* _WHAT YOU SHOULD DO_:
Go through the listing and return every line with "total" in it.
/---
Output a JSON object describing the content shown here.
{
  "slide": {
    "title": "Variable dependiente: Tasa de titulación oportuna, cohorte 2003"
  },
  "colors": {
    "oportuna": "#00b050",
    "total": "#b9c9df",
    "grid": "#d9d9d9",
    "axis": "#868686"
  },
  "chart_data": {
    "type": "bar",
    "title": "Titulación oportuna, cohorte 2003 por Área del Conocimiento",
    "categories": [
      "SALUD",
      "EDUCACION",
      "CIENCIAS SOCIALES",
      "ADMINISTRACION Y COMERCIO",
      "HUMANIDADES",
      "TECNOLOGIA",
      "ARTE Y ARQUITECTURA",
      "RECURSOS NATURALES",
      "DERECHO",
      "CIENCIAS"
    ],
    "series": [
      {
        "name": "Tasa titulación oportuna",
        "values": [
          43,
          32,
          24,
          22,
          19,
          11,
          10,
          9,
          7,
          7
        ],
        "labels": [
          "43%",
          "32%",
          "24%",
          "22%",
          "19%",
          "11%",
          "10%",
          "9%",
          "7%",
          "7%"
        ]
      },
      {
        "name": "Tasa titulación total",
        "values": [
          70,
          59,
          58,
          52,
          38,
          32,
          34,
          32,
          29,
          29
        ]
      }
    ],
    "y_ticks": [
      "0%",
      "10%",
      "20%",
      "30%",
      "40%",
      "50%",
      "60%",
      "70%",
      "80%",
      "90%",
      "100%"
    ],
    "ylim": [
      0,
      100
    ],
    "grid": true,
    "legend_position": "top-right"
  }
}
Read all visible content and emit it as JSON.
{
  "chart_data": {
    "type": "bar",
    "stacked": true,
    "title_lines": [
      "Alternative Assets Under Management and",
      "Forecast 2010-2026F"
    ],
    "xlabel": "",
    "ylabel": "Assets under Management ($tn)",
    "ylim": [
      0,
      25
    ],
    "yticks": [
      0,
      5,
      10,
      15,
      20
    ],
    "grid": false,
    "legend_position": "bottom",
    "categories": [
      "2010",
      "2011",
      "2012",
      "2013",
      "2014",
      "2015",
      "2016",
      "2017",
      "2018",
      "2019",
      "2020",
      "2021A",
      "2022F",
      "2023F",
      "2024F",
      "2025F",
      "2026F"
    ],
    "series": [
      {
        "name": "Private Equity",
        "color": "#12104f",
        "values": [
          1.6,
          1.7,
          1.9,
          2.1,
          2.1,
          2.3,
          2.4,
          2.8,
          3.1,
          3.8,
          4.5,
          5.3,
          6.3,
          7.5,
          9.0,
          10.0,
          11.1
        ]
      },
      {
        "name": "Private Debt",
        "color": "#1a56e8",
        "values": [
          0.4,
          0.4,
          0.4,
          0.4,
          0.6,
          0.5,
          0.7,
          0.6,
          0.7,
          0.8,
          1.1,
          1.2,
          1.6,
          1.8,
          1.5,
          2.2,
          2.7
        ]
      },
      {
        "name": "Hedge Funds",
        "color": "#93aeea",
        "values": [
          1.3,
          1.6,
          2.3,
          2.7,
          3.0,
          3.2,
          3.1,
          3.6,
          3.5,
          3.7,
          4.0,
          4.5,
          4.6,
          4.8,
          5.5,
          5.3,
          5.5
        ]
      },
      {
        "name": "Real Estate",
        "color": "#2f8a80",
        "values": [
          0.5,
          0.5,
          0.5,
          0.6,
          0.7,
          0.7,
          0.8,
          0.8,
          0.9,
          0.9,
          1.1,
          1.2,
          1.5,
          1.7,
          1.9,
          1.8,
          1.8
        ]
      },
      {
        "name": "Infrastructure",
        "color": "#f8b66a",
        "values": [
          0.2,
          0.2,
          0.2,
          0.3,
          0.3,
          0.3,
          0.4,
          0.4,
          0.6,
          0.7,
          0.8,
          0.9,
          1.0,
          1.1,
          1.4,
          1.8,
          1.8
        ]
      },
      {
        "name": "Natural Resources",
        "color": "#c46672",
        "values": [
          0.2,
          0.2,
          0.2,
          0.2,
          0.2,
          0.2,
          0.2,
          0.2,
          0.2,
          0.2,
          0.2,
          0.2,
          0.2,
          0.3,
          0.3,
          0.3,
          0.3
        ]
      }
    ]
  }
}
\---
* _FINISHED ANSWER_:
    "total": "#b9c9df",
        "name": "Tasa titulación total",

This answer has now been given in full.